What to work on: Your task is to write out the complete listing exactly as it is shown.

Data for the task:

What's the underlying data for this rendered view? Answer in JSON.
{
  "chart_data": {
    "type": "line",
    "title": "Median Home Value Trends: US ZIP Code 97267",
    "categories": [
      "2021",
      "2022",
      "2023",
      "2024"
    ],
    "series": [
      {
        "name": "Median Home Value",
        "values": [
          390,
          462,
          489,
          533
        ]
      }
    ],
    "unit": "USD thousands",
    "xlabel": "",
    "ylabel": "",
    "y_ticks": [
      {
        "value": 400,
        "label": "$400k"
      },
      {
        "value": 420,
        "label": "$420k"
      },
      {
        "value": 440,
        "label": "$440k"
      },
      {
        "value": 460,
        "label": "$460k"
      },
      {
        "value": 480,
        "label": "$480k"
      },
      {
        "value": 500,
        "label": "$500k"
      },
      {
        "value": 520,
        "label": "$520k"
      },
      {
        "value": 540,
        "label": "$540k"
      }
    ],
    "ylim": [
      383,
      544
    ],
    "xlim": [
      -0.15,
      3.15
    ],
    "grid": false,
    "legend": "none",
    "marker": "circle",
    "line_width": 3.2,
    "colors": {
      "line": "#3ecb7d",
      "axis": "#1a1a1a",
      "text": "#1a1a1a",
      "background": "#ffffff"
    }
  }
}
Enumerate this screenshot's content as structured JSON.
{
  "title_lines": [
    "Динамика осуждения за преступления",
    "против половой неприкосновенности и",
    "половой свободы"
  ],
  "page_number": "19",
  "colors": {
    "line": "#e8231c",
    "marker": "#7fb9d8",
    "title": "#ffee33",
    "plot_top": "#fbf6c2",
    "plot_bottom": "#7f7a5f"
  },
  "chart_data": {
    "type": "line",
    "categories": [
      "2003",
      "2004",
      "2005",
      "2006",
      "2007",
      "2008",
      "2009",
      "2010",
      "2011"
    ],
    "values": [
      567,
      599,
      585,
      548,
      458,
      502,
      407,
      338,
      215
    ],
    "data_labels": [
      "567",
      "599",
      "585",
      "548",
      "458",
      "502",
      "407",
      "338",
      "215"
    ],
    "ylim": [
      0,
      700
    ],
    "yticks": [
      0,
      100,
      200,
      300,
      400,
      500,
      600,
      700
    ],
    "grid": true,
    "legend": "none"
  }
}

Answer to this task:
What's the underlying data for this rendered view? Answer in JSON.
{
  "chart_data": {
    "type": "line",
    "title": "Median Home Value Trends: US ZIP Code 97267",
    "categories": [
      "2021",
      "2022",
      "2023",
      "2024"
    ],
    "series": [
      {
        "name": "Median Home Value",
        "values": [
          390,
          462,
          489,
          533
        ]
      }
    ],
    "unit": "USD thousands",
    "xlabel": "",
    "ylabel": "",
    "y_ticks": [
      {
        "value": 400,
        "label": "$400k"
      },
      {
        "value": 420,
        "label": "$420k"
      },
      {
        "value": 440,
        "label": "$440k"
      },
      {
        "value": 460,
        "label": "$460k"
      },
      {
        "value": 480,
        "label": "$480k"
      },
      {
        "value": 500,
        "label": "$500k"
      },
      {
        "value": 520,
        "label": "$520k"
      },
      {
        "value": 540,
        "label": "$540k"
      }
    ],
    "ylim": [
      383,
      544
    ],
    "xlim": [
      -0.15,
      3.15
    ],
    "grid": false,
    "legend": "none",
    "marker": "circle",
    "line_width": 3.2,
    "colors": {
      "line": "#3ecb7d",
      "axis": "#1a1a1a",
      "text": "#1a1a1a",
      "background": "#ffffff"
    }
  }
}
Enumerate this screenshot's content as structured JSON.
{
  "title_lines": [
    "Динамика осуждения за преступления",
    "против половой неприкосновенности и",
    "половой свободы"
  ],
  "page_number": "19",
  "colors": {
    "line": "#e8231c",
    "marker": "#7fb9d8",
    "title": "#ffee33",
    "plot_top": "#fbf6c2",
    "plot_bottom": "#7f7a5f"
  },
  "chart_data": {
    "type": "line",
    "categories": [
      "2003",
      "2004",
      "2005",
      "2006",
      "2007",
      "2008",
      "2009",
      "2010",
      "2011"
    ],
    "values": [
      567,
      599,
      585,
      548,
      458,
      502,
      407,
      338,
      215
    ],
    "data_labels": [
      "567",
      "599",
      "585",
      "548",
      "458",
      "502",
      "407",
      "338",
      "215"
    ],
    "ylim": [
      0,
      700
    ],
    "yticks": [
      0,
      100,
      200,
      300,
      400,
      500,
      600,
      700
    ],
    "grid": true,
    "legend": "none"
  }
}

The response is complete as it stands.